Return each line that holds the word "this".

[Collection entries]
-- Start --
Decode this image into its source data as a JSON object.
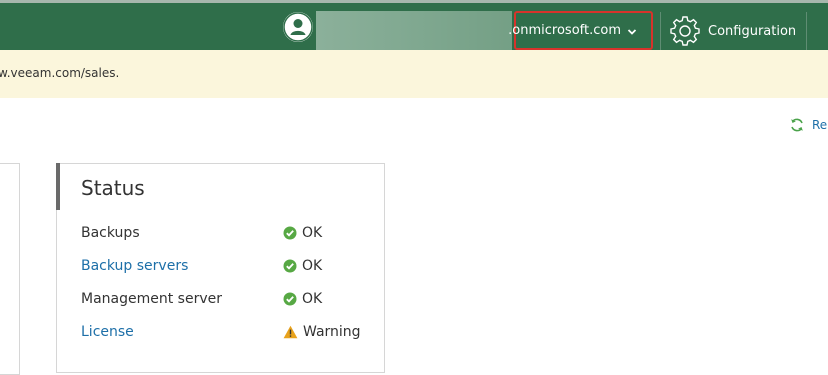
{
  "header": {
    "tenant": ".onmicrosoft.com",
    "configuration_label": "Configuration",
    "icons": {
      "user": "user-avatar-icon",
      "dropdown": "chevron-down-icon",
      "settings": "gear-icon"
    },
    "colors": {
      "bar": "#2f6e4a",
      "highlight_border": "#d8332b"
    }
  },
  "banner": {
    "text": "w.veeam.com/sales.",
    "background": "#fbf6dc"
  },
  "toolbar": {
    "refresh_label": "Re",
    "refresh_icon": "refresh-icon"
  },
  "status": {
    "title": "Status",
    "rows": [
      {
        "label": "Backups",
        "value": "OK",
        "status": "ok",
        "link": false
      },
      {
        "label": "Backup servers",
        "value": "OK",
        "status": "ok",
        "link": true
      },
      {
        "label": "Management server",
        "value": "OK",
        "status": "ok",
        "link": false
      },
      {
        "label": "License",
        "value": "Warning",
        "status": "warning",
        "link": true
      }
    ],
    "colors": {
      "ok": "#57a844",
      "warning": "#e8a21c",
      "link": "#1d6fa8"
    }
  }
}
-- End --
-- Start --
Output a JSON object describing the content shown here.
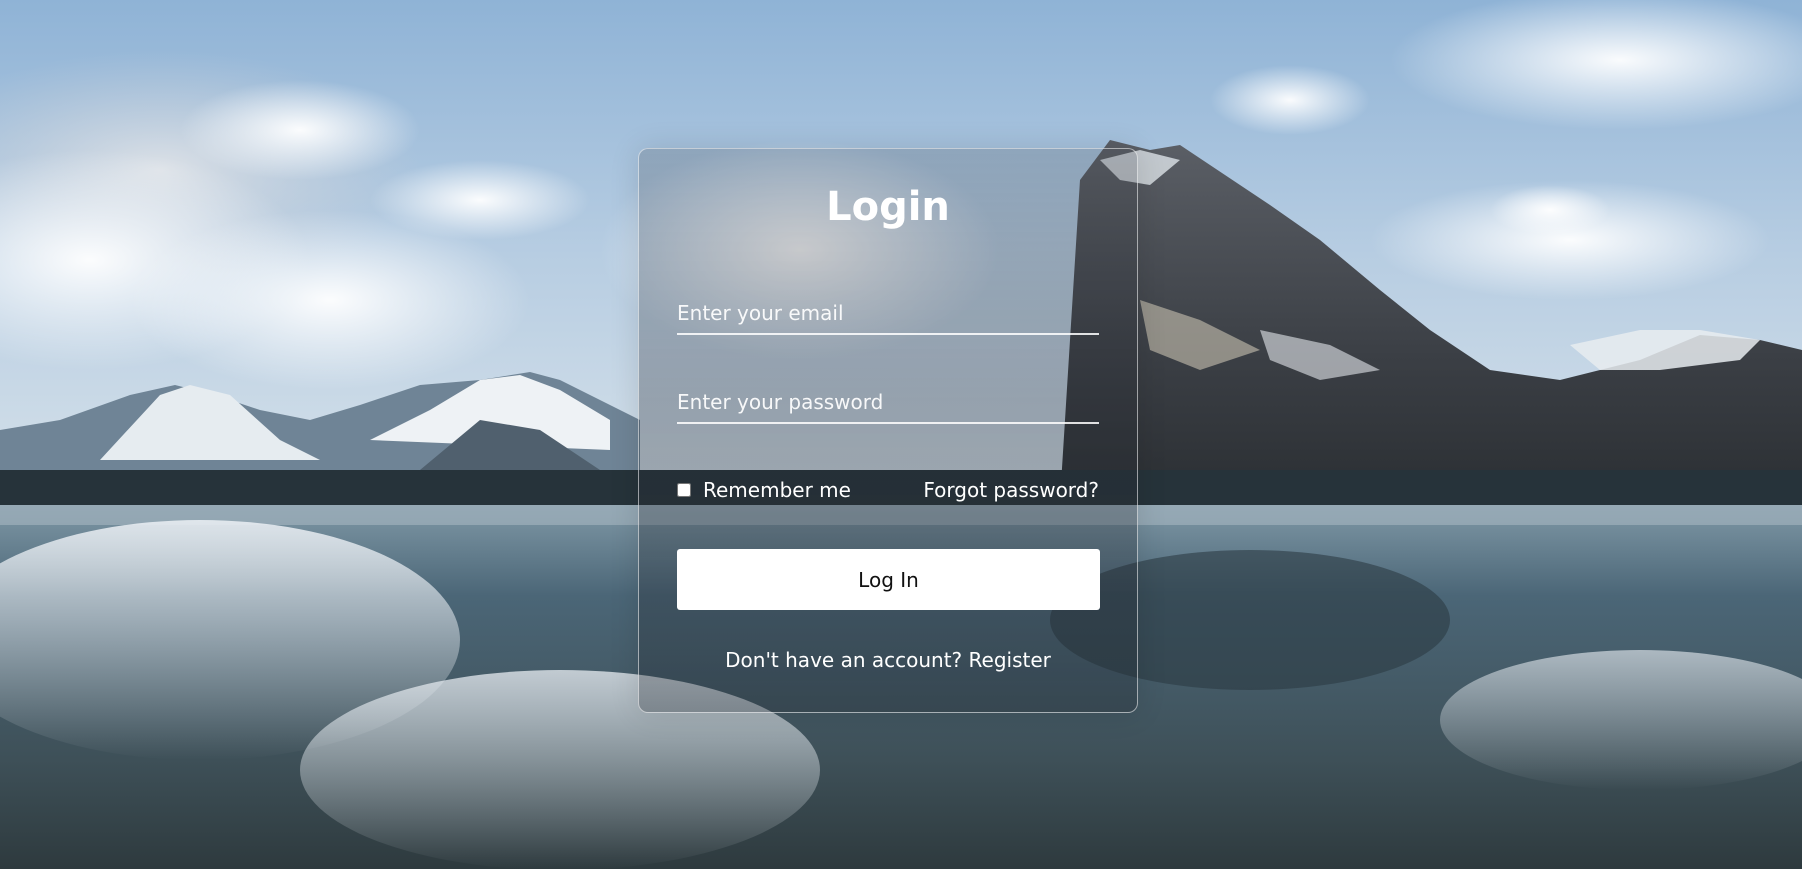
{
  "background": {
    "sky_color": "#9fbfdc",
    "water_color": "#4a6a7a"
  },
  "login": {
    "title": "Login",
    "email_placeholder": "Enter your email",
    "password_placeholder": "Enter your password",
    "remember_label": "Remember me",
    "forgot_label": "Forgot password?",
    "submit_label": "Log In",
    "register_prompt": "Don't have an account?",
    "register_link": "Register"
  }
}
-- End --
-- Start --
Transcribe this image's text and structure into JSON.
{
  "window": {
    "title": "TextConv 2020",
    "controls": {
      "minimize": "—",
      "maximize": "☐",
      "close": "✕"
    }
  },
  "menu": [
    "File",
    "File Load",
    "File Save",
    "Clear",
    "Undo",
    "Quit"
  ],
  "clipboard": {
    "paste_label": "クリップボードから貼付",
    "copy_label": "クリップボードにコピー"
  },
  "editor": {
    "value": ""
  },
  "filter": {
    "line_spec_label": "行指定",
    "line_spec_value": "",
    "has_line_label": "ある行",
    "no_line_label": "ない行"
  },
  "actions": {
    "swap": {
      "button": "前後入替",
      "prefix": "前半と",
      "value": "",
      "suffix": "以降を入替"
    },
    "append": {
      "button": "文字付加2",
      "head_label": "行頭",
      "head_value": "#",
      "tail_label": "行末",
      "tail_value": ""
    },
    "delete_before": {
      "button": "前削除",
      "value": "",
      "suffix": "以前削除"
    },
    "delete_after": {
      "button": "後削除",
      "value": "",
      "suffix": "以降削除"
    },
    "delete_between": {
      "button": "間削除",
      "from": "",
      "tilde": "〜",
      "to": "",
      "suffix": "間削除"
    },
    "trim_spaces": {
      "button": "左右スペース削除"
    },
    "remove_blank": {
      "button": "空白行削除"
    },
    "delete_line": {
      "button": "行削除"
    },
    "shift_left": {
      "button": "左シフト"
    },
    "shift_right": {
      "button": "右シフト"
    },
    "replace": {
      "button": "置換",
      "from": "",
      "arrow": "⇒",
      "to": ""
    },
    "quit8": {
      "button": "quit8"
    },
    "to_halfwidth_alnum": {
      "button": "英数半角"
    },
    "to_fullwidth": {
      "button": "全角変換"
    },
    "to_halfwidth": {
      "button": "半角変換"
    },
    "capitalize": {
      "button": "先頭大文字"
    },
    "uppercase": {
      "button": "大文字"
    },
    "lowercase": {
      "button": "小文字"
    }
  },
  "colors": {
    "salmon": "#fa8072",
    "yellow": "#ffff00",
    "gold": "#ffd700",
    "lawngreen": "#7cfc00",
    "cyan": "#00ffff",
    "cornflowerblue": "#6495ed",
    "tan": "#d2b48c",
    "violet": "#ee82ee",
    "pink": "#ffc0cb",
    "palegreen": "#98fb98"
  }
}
-- End --
Response.
Decode this image into its source data as a JSON object.
Transcribe this image's text and structure into JSON.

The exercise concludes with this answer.